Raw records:

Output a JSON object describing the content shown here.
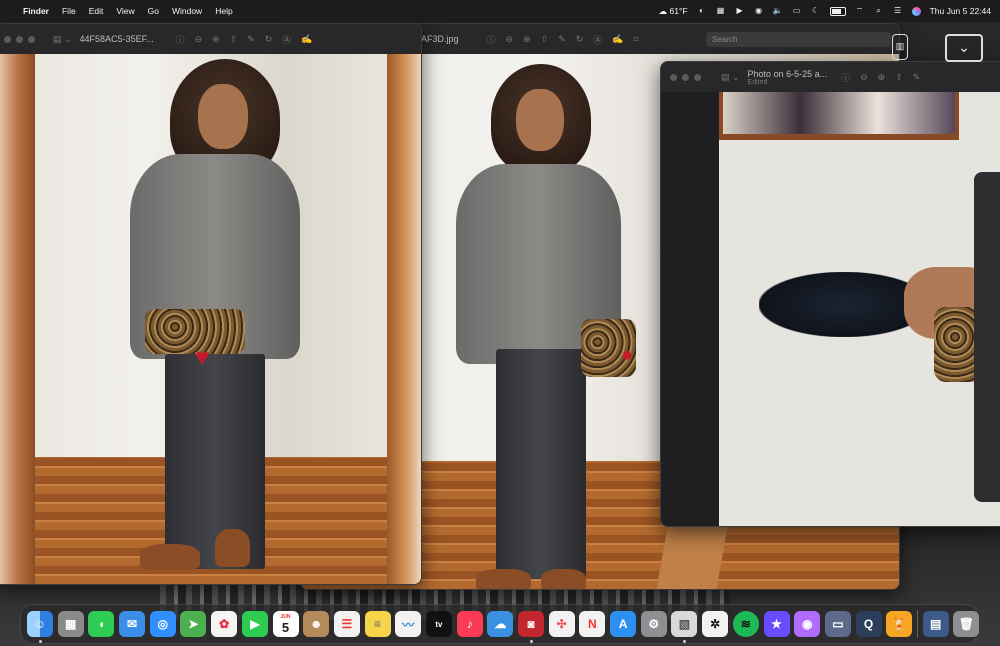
{
  "menubar": {
    "apple_glyph": "",
    "app_name": "Finder",
    "menus": [
      "File",
      "Edit",
      "View",
      "Go",
      "Window",
      "Help"
    ],
    "weather": "61°F",
    "datetime": "Thu Jun 5  22:44"
  },
  "window_left": {
    "title": "44F58AC5-35EF..."
  },
  "window_middle": {
    "title": "AF3D.jpg",
    "search_placeholder": "Search"
  },
  "window_right": {
    "title": "Photo on 6-5-25 a...",
    "subtitle": "Edited"
  },
  "dock": {
    "calendar_month": "JUN",
    "calendar_day": "5",
    "tv_label": "tv",
    "items": [
      {
        "name": "finder",
        "color": "#2f7fe0"
      },
      {
        "name": "launchpad",
        "color": "#8a8a8a"
      },
      {
        "name": "messages",
        "color": "#2ecc52"
      },
      {
        "name": "mail",
        "color": "#3a8ee8"
      },
      {
        "name": "safari",
        "color": "#2f8fff"
      },
      {
        "name": "maps",
        "color": "#4caf50"
      },
      {
        "name": "photos",
        "color": "#f4f4f4"
      },
      {
        "name": "facetime",
        "color": "#2ecc52"
      },
      {
        "name": "calendar",
        "color": "#ffffff"
      },
      {
        "name": "contacts",
        "color": "#b58a5a"
      },
      {
        "name": "reminders",
        "color": "#f2f2f2"
      },
      {
        "name": "notes",
        "color": "#f7d54a"
      },
      {
        "name": "freeform",
        "color": "#f2f2f2"
      },
      {
        "name": "tv",
        "color": "#111111"
      },
      {
        "name": "music",
        "color": "#fa3b55"
      },
      {
        "name": "weather",
        "color": "#3a90e0"
      },
      {
        "name": "photo-booth",
        "color": "#c2262e"
      },
      {
        "name": "pinwheel",
        "color": "#f2f2f2"
      },
      {
        "name": "news",
        "color": "#f2f2f2"
      },
      {
        "name": "app-store",
        "color": "#2d8ff0"
      },
      {
        "name": "system-settings",
        "color": "#8e8e93"
      },
      {
        "name": "preview",
        "color": "#d9d9d9"
      },
      {
        "name": "chatgpt",
        "color": "#f2f2f2"
      },
      {
        "name": "spotify",
        "color": "#1db954"
      },
      {
        "name": "imovie",
        "color": "#6a4cff"
      },
      {
        "name": "podcast",
        "color": "#b26bff"
      },
      {
        "name": "photo-slideshow",
        "color": "#5c6b8a"
      },
      {
        "name": "quicktime",
        "color": "#2c3e5a"
      },
      {
        "name": "cocktail",
        "color": "#f5a623"
      },
      {
        "name": "downloads",
        "color": "#3c5a8a"
      },
      {
        "name": "trash",
        "color": "#8e8e93"
      }
    ]
  }
}
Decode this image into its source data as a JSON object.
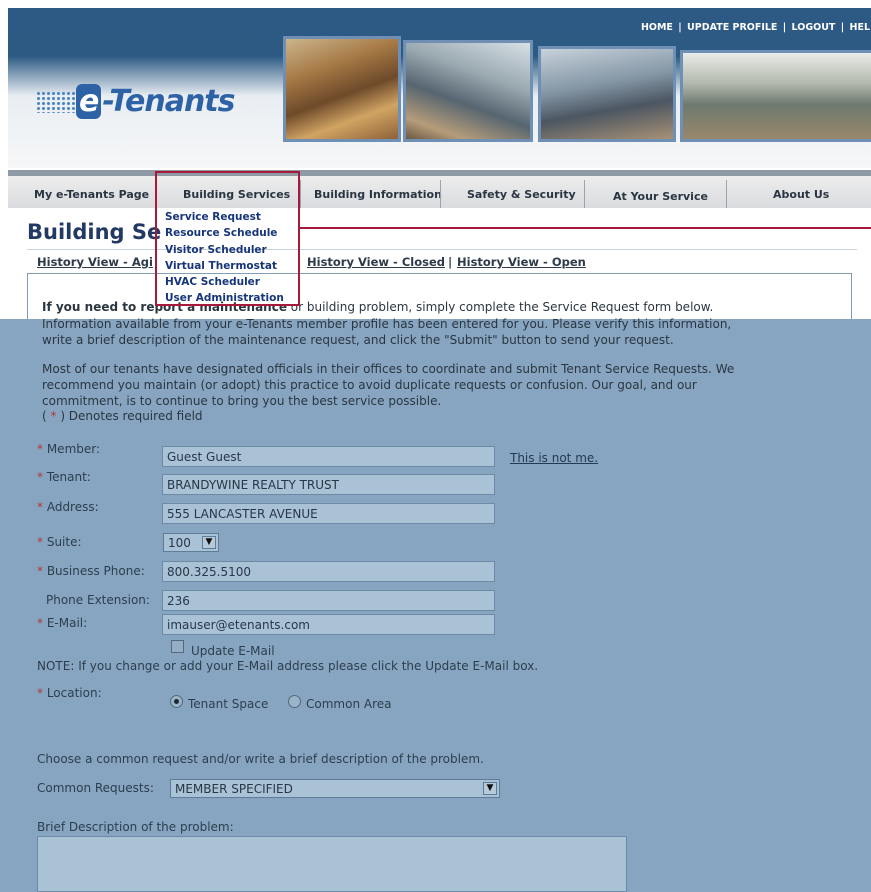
{
  "top_nav": {
    "home": "HOME",
    "update_profile": "UPDATE PROFILE",
    "logout": "LOGOUT",
    "help": "HEL",
    "separator": "|"
  },
  "brand": {
    "logo_e": "e",
    "logo_rest": "-Tenants"
  },
  "main_nav": {
    "items": [
      "My e-Tenants Page",
      "Building Services",
      "Building Information",
      "Safety & Security",
      "At Your Service",
      "About Us"
    ]
  },
  "dropdown": {
    "items": [
      "Service Request",
      "Resource Schedule",
      "Visitor Scheduler",
      "Virtual Thermostat",
      "HVAC Scheduler",
      "User Administration"
    ]
  },
  "page": {
    "title": "Building Se",
    "links": [
      "History View - Agi",
      "History View - Closed",
      "History View - Open"
    ],
    "link_separator": "|"
  },
  "intro": {
    "bold_lead": "If you need to report a maintenance",
    "line1_rest": " or building problem, simply complete the Service Request form below.",
    "line2": "Information available from your e-Tenants member profile has been entered for you. Please verify this information,",
    "line3": "write a brief description of the maintenance request, and click the \"Submit\" button to send your request.",
    "para2_line1": "Most of our tenants have designated officials in their offices to coordinate and submit Tenant Service Requests. We",
    "para2_line2": "recommend you maintain (or adopt) this practice to avoid duplicate requests or confusion. Our goal, and our",
    "para2_line3": "commitment, is to continue to bring you the best service possible.",
    "required_note_open": "( ",
    "required_star": "*",
    "required_note_close": " ) Denotes required field"
  },
  "form": {
    "star": "*",
    "member": {
      "label": "Member:",
      "value": "Guest Guest",
      "link": "This is not me."
    },
    "tenant": {
      "label": "Tenant:",
      "value": "BRANDYWINE REALTY TRUST"
    },
    "address": {
      "label": "Address:",
      "value": "555 LANCASTER AVENUE"
    },
    "suite": {
      "label": "Suite:",
      "value": "100"
    },
    "business_phone": {
      "label": "Business Phone:",
      "value": "800.325.5100"
    },
    "phone_extension": {
      "label": "Phone Extension:",
      "value": "236"
    },
    "email": {
      "label": "E-Mail:",
      "value": "imauser@etenants.com"
    },
    "update_email": {
      "label": "Update E-Mail",
      "checked": false
    },
    "email_note": "NOTE: If you change or add your E-Mail address please click the Update E-Mail box.",
    "location": {
      "label": "Location:",
      "options": [
        "Tenant Space",
        "Common Area"
      ],
      "selected": "Tenant Space"
    },
    "common_intro": "Choose a common request and/or write a brief description of the problem.",
    "common_requests": {
      "label": "Common Requests:",
      "value": "MEMBER SPECIFIED"
    },
    "description": {
      "label": "Brief Description of the problem:",
      "value": ""
    }
  },
  "colors": {
    "overlay": "#87a5c0",
    "highlight": "#a71a3b",
    "header_blue": "#2d5a84"
  }
}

#### SHORT PROBLEM
Each line of the data is to be duplicated exactly; pictures stay out of the copy.

#### EXERCISE RESULT
Output a JSON object describing the content shown here.
{
  "menubar": {
    "apple_glyph": "",
    "app_name": "Finder",
    "menus": [
      "File",
      "Edit",
      "View",
      "Go",
      "Window",
      "Help"
    ],
    "weather": "61°F",
    "datetime": "Thu Jun 5  22:44"
  },
  "window_left": {
    "title": "44F58AC5-35EF..."
  },
  "window_middle": {
    "title": "AF3D.jpg",
    "search_placeholder": "Search"
  },
  "window_right": {
    "title": "Photo on 6-5-25 a...",
    "subtitle": "Edited"
  },
  "dock": {
    "calendar_month": "JUN",
    "calendar_day": "5",
    "tv_label": "tv",
    "items": [
      {
        "name": "finder",
        "color": "#2f7fe0"
      },
      {
        "name": "launchpad",
        "color": "#8a8a8a"
      },
      {
        "name": "messages",
        "color": "#2ecc52"
      },
      {
        "name": "mail",
        "color": "#3a8ee8"
      },
      {
        "name": "safari",
        "color": "#2f8fff"
      },
      {
        "name": "maps",
        "color": "#4caf50"
      },
      {
        "name": "photos",
        "color": "#f4f4f4"
      },
      {
        "name": "facetime",
        "color": "#2ecc52"
      },
      {
        "name": "calendar",
        "color": "#ffffff"
      },
      {
        "name": "contacts",
        "color": "#b58a5a"
      },
      {
        "name": "reminders",
        "color": "#f2f2f2"
      },
      {
        "name": "notes",
        "color": "#f7d54a"
      },
      {
        "name": "freeform",
        "color": "#f2f2f2"
      },
      {
        "name": "tv",
        "color": "#111111"
      },
      {
        "name": "music",
        "color": "#fa3b55"
      },
      {
        "name": "weather",
        "color": "#3a90e0"
      },
      {
        "name": "photo-booth",
        "color": "#c2262e"
      },
      {
        "name": "pinwheel",
        "color": "#f2f2f2"
      },
      {
        "name": "news",
        "color": "#f2f2f2"
      },
      {
        "name": "app-store",
        "color": "#2d8ff0"
      },
      {
        "name": "system-settings",
        "color": "#8e8e93"
      },
      {
        "name": "preview",
        "color": "#d9d9d9"
      },
      {
        "name": "chatgpt",
        "color": "#f2f2f2"
      },
      {
        "name": "spotify",
        "color": "#1db954"
      },
      {
        "name": "imovie",
        "color": "#6a4cff"
      },
      {
        "name": "podcast",
        "color": "#b26bff"
      },
      {
        "name": "photo-slideshow",
        "color": "#5c6b8a"
      },
      {
        "name": "quicktime",
        "color": "#2c3e5a"
      },
      {
        "name": "cocktail",
        "color": "#f5a623"
      },
      {
        "name": "downloads",
        "color": "#3c5a8a"
      },
      {
        "name": "trash",
        "color": "#8e8e93"
      }
    ]
  }
}
Decode this image into its source data as a JSON object.
{
  "top_nav": {
    "home": "HOME",
    "update_profile": "UPDATE PROFILE",
    "logout": "LOGOUT",
    "help": "HEL",
    "separator": "|"
  },
  "brand": {
    "logo_e": "e",
    "logo_rest": "-Tenants"
  },
  "main_nav": {
    "items": [
      "My e-Tenants Page",
      "Building Services",
      "Building Information",
      "Safety & Security",
      "At Your Service",
      "About Us"
    ]
  },
  "dropdown": {
    "items": [
      "Service Request",
      "Resource Schedule",
      "Visitor Scheduler",
      "Virtual Thermostat",
      "HVAC Scheduler",
      "User Administration"
    ]
  },
  "page": {
    "title": "Building Se",
    "links": [
      "History View - Agi",
      "History View - Closed",
      "History View - Open"
    ],
    "link_separator": "|"
  },
  "intro": {
    "bold_lead": "If you need to report a maintenance",
    "line1_rest": " or building problem, simply complete the Service Request form below.",
    "line2": "Information available from your e-Tenants member profile has been entered for you. Please verify this information,",
    "line3": "write a brief description of the maintenance request, and click the \"Submit\" button to send your request.",
    "para2_line1": "Most of our tenants have designated officials in their offices to coordinate and submit Tenant Service Requests. We",
    "para2_line2": "recommend you maintain (or adopt) this practice to avoid duplicate requests or confusion. Our goal, and our",
    "para2_line3": "commitment, is to continue to bring you the best service possible.",
    "required_note_open": "( ",
    "required_star": "*",
    "required_note_close": " ) Denotes required field"
  },
  "form": {
    "star": "*",
    "member": {
      "label": "Member:",
      "value": "Guest Guest",
      "link": "This is not me."
    },
    "tenant": {
      "label": "Tenant:",
      "value": "BRANDYWINE REALTY TRUST"
    },
    "address": {
      "label": "Address:",
      "value": "555 LANCASTER AVENUE"
    },
    "suite": {
      "label": "Suite:",
      "value": "100"
    },
    "business_phone": {
      "label": "Business Phone:",
      "value": "800.325.5100"
    },
    "phone_extension": {
      "label": "Phone Extension:",
      "value": "236"
    },
    "email": {
      "label": "E-Mail:",
      "value": "imauser@etenants.com"
    },
    "update_email": {
      "label": "Update E-Mail",
      "checked": false
    },
    "email_note": "NOTE: If you change or add your E-Mail address please click the Update E-Mail box.",
    "location": {
      "label": "Location:",
      "options": [
        "Tenant Space",
        "Common Area"
      ],
      "selected": "Tenant Space"
    },
    "common_intro": "Choose a common request and/or write a brief description of the problem.",
    "common_requests": {
      "label": "Common Requests:",
      "value": "MEMBER SPECIFIED"
    },
    "description": {
      "label": "Brief Description of the problem:",
      "value": ""
    }
  },
  "colors": {
    "overlay": "#87a5c0",
    "highlight": "#a71a3b",
    "header_blue": "#2d5a84"
  }
}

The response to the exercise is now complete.